> _Records for processing_
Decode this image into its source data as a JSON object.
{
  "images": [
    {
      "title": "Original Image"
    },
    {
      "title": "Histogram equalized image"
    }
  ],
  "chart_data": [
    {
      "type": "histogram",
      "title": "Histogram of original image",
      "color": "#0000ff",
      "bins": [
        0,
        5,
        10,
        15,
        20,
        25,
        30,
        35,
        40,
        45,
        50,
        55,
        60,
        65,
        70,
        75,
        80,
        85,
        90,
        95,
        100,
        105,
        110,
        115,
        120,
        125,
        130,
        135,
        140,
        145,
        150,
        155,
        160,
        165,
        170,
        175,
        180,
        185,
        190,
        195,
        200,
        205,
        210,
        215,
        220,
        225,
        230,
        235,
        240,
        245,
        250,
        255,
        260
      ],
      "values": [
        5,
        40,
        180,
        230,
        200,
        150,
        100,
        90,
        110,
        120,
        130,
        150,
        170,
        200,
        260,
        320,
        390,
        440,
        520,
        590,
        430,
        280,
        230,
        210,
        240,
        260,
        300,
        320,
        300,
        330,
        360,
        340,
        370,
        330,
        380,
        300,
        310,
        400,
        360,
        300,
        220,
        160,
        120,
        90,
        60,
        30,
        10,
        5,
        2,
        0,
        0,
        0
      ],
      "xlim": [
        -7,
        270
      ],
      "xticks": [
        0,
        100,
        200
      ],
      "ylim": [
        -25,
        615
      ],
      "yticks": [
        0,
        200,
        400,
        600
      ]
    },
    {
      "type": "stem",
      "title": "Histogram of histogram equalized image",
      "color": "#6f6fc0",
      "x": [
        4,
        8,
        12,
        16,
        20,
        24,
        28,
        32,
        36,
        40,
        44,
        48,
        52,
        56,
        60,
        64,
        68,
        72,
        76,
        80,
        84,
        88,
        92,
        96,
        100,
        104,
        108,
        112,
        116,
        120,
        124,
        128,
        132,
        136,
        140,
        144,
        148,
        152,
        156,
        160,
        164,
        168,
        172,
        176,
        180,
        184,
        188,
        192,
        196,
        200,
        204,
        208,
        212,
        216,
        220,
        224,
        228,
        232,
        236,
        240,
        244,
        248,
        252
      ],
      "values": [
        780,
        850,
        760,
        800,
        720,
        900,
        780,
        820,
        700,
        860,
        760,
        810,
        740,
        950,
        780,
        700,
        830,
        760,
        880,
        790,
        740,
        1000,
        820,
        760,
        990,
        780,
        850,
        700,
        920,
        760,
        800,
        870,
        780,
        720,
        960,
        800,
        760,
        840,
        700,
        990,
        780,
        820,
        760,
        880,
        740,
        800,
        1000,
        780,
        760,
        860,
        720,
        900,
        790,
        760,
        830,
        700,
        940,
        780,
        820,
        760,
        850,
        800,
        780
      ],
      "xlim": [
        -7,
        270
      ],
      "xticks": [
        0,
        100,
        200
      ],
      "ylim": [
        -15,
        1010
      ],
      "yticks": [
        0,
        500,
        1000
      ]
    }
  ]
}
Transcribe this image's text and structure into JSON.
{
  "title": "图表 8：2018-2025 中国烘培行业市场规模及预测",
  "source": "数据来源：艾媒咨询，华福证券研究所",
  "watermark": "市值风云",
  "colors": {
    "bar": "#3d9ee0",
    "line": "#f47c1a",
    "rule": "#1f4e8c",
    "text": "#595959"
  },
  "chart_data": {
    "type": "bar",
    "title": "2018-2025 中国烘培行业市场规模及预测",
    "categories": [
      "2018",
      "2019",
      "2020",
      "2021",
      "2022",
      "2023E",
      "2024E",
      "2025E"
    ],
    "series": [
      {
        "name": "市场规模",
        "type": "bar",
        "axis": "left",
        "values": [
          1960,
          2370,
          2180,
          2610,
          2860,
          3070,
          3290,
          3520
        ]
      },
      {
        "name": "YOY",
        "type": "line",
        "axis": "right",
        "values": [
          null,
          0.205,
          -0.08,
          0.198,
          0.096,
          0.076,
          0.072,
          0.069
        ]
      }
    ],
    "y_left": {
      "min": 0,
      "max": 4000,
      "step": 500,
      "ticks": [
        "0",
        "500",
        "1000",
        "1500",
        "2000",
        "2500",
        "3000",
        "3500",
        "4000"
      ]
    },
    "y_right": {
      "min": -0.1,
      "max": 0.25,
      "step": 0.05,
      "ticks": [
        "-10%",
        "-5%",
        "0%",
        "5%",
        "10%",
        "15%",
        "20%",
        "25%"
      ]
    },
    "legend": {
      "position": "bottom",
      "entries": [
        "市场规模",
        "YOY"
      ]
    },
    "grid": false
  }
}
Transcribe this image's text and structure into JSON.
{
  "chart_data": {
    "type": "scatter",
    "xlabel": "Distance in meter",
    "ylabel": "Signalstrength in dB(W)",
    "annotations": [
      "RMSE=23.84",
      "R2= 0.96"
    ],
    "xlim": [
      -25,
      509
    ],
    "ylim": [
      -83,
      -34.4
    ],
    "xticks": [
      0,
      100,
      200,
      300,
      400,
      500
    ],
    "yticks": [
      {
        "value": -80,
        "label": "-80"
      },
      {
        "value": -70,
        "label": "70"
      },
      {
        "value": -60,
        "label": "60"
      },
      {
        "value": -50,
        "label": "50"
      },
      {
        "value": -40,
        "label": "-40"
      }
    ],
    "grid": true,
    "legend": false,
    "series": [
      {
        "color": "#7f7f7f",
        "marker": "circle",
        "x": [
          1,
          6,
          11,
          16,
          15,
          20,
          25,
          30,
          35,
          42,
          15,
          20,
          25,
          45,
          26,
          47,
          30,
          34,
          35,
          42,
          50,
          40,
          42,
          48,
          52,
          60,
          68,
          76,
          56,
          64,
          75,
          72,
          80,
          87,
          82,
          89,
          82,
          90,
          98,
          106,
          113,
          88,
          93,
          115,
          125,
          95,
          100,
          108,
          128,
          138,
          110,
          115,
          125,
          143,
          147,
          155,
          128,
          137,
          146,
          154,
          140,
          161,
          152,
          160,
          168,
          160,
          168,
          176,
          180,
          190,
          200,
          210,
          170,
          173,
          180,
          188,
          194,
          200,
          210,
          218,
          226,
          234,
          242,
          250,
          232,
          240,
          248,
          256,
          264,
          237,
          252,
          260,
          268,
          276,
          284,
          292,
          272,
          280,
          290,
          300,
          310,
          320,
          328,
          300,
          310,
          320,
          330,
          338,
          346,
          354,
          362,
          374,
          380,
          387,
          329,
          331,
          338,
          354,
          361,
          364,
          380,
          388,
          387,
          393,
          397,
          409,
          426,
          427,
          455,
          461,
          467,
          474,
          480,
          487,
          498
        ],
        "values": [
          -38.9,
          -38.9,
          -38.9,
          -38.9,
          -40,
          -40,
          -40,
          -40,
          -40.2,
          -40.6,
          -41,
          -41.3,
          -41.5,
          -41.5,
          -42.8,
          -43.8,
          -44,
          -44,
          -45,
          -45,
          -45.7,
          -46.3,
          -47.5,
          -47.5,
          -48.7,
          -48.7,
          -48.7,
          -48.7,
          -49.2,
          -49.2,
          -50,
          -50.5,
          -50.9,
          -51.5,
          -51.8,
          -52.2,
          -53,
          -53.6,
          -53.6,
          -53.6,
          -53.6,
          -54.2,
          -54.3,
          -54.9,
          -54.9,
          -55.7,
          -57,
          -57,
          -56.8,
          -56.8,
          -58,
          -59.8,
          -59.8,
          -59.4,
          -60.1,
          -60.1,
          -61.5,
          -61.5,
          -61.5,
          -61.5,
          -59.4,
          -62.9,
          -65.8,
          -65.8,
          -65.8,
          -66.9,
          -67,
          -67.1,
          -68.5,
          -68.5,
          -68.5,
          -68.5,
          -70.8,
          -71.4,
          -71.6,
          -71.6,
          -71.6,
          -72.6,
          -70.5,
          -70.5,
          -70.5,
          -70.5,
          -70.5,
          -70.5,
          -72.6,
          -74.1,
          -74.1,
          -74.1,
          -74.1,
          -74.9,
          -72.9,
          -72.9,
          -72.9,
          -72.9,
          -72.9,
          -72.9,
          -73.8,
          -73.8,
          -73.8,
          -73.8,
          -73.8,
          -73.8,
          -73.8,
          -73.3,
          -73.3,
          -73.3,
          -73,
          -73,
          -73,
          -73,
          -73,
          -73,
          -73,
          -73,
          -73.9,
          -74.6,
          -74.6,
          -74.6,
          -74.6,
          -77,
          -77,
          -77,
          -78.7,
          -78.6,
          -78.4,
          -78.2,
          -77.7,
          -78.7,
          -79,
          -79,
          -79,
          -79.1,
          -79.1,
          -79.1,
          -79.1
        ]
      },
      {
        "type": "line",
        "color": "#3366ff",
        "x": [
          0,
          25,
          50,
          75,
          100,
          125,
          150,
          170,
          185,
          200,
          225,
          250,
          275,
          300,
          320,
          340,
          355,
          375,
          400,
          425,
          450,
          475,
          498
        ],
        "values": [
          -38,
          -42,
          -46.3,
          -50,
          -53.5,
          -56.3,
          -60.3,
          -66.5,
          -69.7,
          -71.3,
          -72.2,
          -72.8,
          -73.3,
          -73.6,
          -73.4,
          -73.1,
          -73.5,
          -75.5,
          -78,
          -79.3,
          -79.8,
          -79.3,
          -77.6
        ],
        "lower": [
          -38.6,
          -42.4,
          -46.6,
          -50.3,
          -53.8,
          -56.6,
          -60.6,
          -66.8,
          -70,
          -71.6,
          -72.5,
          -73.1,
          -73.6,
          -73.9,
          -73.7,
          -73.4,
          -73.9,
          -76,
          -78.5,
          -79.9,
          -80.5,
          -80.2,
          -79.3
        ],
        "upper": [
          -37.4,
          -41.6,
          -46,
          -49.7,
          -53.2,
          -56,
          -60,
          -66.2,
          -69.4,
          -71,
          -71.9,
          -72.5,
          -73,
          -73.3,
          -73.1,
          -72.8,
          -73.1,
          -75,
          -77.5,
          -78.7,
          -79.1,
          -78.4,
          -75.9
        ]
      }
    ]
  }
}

> _What you need to do_
Copy out every line that includes the word "中国烘培行业市场规模及预测".

> _Exercise solution_
  "title": "图表 8：2018-2025 中国烘培行业市场规模及预测",
    "title": "2018-2025 中国烘培行业市场规模及预测",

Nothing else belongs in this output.